Rain Queen of Balobedu
- Reign: 20 January 2023 – present
- Predecessor: Makobo Modjadji
- Contender: Prince Lekukela Hex Modjadji (brother)
- Born: 20 January 2005 (age 21) Limpopo, South Africa
- House: Modjadji
- Father: David Mogale
- Mother: Rain Queen Makobo Modjadji VI

= Masalanabo Modjadji VII =

Masalanabo Modjadji VII (born 20 January 2005) is the seventh and reigning Rain Queen of the Lobedu queendom. Her title was formally recognised by the South African government in 2024, following a lengthy period of royal dispute and legal challenges. As Rain Queen, she is traditionally believed to have special power over rainfall.

== Early life and education ==
Masalanabo was born to Queen Makobo Modjadji, who died when Masalanabo was nearly three months old. Her succession to the throne was delayed due to her age and the complex royal disputes that followed her mother's death. Despite being widely expected to ascend as the next Rain Queen, the Modjadji Royal Council, led by her regent and older half-brother Prince Lekukela, contested her recognition, claiming that the proper traditional processes had not been followed. The royal council of Prince Regent Mpapatla also raised objections to her upbringing in Johannesburg under the guidance of former legal advisor Mathole Motshekga and politician Angie Motshekga, accusing them of manipulating the situation for personal gain. The couple denied the accusations and said that the regent and his council want to claim the crown under false pretenses for Prince Lekukela for their own reasons. The Balobedu Royal Council endorsed her accession on 20 January 2023, when she turned 18.

[Box coordinate listings]
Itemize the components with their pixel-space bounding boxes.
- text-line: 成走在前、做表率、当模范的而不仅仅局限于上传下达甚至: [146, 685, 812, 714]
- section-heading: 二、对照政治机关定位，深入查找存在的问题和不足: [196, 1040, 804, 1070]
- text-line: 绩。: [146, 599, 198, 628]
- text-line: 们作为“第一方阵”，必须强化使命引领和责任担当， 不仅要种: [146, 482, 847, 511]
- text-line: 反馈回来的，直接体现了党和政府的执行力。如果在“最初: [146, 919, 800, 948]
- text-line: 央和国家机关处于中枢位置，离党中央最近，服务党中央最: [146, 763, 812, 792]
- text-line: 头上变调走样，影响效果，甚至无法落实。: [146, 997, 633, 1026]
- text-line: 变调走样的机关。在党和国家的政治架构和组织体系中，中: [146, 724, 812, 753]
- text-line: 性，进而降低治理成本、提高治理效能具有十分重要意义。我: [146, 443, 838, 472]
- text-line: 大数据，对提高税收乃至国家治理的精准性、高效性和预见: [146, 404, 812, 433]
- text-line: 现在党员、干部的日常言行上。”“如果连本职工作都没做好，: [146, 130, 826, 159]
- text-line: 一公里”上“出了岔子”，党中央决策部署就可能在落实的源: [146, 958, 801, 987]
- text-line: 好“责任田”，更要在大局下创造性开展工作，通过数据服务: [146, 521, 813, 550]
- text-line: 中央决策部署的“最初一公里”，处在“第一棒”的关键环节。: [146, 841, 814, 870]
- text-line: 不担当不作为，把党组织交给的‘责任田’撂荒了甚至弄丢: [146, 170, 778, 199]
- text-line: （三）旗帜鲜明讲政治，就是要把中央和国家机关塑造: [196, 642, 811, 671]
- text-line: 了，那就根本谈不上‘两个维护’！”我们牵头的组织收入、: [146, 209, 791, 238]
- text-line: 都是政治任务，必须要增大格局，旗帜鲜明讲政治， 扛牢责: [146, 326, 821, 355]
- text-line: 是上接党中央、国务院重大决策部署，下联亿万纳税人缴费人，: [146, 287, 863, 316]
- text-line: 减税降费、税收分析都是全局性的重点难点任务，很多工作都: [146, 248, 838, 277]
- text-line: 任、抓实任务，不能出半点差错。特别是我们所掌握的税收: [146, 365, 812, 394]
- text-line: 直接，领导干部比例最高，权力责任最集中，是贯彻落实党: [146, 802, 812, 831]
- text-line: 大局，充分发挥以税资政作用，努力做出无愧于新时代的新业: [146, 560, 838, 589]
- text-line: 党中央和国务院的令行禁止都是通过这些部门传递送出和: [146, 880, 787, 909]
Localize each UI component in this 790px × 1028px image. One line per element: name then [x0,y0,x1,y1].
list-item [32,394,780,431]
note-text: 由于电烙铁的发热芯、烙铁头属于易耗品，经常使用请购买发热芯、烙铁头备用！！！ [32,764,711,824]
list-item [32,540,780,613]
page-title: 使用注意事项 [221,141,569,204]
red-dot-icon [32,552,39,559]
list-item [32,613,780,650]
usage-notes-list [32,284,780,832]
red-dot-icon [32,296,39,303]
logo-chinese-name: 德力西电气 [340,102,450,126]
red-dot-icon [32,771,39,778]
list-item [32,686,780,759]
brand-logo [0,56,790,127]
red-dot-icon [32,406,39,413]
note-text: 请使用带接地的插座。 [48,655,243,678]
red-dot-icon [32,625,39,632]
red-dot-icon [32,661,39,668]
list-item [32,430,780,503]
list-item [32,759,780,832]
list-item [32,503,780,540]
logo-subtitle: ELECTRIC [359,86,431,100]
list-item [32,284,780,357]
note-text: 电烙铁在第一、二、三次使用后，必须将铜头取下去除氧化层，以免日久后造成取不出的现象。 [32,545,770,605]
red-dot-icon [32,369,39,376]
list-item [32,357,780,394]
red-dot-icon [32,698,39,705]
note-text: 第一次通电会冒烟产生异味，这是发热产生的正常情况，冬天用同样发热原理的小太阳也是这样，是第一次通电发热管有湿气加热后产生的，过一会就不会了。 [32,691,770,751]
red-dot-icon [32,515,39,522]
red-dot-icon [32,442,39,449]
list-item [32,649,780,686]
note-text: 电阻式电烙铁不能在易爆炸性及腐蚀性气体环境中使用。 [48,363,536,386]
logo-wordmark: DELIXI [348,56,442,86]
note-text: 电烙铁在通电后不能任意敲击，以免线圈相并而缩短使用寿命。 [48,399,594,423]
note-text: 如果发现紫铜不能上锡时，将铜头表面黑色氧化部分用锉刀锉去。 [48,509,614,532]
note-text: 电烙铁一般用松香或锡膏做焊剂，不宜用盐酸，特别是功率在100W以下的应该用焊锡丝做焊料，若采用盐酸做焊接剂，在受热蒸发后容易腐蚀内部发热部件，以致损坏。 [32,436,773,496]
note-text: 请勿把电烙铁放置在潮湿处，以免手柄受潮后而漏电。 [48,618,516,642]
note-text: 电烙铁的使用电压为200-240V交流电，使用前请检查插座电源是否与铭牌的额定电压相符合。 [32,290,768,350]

---

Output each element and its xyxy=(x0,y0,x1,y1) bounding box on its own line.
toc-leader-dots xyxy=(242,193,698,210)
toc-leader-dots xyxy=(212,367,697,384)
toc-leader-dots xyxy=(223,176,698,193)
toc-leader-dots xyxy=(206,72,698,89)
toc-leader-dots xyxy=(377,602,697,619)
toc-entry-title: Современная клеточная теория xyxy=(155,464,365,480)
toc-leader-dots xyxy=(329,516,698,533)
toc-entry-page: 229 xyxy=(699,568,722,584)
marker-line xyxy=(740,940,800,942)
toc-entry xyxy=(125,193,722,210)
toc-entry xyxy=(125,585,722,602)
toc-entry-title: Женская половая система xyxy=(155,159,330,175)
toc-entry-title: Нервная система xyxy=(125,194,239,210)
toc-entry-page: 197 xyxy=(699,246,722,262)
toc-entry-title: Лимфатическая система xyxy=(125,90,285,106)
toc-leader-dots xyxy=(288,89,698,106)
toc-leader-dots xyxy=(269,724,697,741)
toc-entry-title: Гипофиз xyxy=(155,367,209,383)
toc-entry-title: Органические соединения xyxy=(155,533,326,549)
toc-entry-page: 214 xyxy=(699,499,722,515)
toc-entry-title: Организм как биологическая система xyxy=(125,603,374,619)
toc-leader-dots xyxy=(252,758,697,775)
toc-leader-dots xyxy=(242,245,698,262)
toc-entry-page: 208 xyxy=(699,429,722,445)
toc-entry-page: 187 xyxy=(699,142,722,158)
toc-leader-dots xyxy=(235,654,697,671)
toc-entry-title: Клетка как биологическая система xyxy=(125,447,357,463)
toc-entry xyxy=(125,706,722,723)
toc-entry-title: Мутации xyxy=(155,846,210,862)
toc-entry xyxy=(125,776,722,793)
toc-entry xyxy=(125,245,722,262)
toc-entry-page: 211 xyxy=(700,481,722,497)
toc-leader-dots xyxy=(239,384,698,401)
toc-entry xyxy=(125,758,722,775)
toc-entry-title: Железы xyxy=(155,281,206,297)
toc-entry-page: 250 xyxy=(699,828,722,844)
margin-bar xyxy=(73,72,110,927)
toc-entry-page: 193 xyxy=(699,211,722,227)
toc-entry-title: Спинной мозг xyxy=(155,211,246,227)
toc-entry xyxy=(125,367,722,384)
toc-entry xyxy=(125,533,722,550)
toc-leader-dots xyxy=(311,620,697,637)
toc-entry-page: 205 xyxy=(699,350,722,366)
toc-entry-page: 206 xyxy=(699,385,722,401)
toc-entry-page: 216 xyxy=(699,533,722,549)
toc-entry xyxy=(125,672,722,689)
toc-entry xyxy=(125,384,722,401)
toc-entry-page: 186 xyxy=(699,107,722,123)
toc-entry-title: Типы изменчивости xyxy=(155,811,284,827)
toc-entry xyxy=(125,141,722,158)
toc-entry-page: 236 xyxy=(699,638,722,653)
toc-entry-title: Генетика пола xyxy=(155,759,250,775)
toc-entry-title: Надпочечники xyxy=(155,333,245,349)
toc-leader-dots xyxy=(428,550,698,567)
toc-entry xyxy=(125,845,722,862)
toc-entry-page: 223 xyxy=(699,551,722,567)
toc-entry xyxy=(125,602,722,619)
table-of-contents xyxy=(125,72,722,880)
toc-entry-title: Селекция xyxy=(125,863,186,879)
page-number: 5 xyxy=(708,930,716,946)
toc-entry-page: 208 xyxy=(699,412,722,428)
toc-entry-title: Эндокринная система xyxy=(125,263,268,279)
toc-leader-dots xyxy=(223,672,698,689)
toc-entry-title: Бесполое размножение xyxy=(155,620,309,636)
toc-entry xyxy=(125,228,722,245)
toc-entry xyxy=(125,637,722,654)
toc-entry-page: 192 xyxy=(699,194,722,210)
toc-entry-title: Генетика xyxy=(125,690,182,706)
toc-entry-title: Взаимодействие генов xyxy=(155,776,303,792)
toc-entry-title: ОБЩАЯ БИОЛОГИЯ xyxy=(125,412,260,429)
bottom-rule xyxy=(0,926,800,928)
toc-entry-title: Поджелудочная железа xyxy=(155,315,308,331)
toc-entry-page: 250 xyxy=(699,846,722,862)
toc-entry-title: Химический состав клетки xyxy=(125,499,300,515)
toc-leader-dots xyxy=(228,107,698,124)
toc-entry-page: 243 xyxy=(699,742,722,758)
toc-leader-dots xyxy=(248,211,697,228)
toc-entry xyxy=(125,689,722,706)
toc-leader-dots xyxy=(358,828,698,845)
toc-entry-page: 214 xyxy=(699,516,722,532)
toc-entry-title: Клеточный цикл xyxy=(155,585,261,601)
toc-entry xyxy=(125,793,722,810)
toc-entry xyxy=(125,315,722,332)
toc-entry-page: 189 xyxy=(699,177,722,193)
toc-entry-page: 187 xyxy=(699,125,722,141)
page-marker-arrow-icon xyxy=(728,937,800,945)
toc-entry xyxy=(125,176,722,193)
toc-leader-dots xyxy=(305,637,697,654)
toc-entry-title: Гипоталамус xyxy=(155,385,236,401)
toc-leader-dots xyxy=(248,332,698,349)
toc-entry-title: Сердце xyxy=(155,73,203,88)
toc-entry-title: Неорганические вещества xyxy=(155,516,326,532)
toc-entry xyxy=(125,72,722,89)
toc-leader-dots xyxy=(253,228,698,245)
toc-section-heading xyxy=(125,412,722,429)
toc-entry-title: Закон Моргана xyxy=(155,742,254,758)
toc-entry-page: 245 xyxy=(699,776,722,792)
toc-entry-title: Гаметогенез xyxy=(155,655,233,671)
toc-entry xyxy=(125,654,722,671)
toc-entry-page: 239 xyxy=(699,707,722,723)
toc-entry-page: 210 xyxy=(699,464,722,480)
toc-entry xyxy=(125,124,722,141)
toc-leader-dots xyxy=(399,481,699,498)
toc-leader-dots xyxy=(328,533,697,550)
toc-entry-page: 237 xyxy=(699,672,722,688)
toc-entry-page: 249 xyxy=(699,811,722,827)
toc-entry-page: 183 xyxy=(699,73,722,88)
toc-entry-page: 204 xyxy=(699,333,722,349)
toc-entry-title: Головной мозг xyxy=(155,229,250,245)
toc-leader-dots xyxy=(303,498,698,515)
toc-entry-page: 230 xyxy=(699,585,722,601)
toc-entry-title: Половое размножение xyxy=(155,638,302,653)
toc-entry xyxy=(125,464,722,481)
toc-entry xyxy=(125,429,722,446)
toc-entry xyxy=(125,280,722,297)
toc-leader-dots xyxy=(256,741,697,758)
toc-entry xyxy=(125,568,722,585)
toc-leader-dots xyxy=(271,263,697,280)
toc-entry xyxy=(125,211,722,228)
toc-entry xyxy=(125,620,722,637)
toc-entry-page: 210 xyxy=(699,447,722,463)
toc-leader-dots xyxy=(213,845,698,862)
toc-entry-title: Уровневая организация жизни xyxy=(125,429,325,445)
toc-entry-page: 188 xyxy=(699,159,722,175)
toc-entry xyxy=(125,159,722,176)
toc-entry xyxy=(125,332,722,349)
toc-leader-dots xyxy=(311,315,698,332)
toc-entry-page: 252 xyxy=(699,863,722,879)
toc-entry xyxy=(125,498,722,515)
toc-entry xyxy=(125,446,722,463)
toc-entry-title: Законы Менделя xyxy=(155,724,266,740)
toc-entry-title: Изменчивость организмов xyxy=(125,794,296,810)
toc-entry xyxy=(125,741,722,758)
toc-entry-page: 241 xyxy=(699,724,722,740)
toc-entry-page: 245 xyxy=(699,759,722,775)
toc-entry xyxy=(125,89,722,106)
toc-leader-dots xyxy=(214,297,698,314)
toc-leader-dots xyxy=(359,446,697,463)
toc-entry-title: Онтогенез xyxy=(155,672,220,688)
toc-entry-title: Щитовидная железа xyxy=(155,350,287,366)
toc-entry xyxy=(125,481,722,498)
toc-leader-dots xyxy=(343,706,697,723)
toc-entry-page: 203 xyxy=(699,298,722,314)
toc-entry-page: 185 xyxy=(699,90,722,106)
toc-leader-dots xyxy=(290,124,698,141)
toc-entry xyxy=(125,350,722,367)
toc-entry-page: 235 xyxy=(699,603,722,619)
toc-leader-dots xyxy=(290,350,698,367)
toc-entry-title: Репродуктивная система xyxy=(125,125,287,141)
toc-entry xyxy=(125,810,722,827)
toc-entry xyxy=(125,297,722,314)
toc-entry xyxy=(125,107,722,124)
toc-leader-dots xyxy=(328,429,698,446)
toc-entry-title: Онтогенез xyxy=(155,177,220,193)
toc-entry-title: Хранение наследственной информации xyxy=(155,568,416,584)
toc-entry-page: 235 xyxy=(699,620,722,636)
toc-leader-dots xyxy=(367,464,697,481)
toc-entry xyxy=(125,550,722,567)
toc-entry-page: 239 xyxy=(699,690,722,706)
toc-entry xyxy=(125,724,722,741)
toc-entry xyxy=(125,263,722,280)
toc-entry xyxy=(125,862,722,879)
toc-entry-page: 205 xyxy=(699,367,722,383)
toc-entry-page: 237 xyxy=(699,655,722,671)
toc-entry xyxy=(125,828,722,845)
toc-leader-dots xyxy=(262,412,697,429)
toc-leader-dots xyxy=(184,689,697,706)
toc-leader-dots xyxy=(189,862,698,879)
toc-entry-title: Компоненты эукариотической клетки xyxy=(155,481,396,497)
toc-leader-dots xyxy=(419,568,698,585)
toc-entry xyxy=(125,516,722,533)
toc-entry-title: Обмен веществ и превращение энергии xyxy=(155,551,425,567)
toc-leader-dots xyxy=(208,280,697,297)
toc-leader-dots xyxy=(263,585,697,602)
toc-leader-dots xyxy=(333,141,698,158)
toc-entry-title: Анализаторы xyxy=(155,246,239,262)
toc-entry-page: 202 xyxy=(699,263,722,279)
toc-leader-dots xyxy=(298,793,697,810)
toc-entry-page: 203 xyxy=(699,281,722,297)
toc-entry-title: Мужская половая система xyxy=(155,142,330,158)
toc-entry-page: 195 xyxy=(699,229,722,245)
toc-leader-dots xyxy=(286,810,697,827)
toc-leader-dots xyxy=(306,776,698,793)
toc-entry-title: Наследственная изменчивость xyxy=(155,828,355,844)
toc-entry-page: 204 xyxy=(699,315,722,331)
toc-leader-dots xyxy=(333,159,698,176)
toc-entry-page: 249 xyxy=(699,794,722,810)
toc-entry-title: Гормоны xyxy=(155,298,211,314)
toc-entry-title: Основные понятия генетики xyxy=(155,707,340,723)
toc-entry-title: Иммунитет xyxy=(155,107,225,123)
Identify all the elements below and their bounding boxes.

...

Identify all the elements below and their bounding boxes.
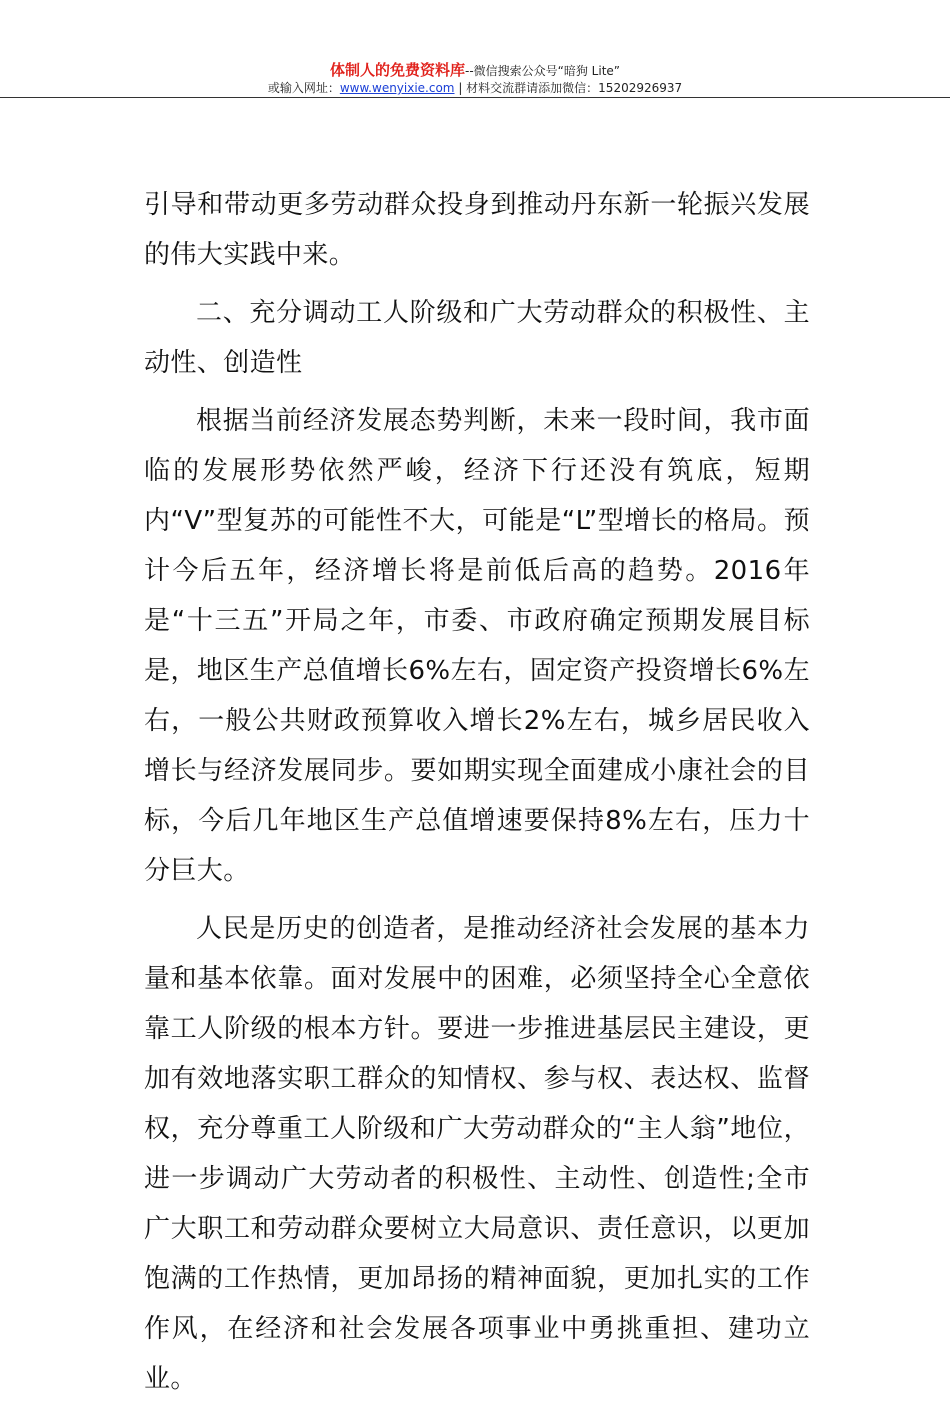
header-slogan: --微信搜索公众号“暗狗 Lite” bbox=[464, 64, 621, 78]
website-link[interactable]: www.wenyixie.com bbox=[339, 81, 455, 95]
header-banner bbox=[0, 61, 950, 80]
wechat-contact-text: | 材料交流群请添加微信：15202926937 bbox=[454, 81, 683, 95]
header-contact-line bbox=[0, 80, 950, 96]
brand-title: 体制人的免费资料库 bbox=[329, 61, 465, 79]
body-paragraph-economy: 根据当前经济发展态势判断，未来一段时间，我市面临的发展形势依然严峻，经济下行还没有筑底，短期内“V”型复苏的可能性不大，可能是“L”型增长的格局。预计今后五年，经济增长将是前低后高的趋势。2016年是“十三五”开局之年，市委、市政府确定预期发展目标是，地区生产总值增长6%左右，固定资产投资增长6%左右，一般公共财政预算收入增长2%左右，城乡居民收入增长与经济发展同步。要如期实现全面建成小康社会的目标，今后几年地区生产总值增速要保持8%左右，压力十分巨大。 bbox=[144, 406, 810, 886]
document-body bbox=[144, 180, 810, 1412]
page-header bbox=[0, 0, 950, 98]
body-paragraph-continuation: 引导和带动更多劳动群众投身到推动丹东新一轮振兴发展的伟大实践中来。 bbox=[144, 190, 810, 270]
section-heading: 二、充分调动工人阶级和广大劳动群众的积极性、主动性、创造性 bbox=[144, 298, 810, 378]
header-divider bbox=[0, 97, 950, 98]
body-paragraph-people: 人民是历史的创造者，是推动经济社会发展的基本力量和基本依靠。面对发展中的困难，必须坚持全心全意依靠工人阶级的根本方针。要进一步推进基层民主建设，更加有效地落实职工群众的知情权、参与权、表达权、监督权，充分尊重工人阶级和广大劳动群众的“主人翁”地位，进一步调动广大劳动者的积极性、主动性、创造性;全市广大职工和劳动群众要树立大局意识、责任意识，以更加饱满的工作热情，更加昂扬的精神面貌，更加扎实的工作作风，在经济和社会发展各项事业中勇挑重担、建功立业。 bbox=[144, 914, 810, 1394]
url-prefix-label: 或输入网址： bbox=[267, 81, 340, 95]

SET TASK »
Write the next part of the article on Masalanabo Modjadji VII, starting right after its last sentence. The rows have no part in this.

RESULT OF THIS EXERCISE »
Masalanabo is the second Rain Queen to receive a formal education, after her mother Makobo. She began her schooling at the age of nine and plays sports. She was the first reigning Rain Queen to pass her matric, and reportedly intends to study social development or law at the university level.

== Reign ==
In December 2024, Masalanabo's right to the throne was legally recognised by President Cyril Ramaphosa under the Traditional Khoi-San Leadership Act, making her the only legally recognised female monarch in South Africa, ranking among powerful kings such as Zulu King Misuzulu Sinqobile kaZwelithini. At the age of 19, she was also the youngest Rain Queen. Her ascension to the throne marks the continuation of the Modjadji queenship legacy. This dynasty has followed a matrilineal primogeniture custom for over 200 years, with leadership passed down through a female-only line, a tradition that continues with Masalanabo's ascension.

Originally planned for August 2023, her coronation has been postponed several times. Her official coronation was scheduled for 12 March 2025, but was postponed to August to commemorate women's month in South Africa. However, the coronation has been officially canceled because of ongoing legal disputes over the rightful heir to the throne.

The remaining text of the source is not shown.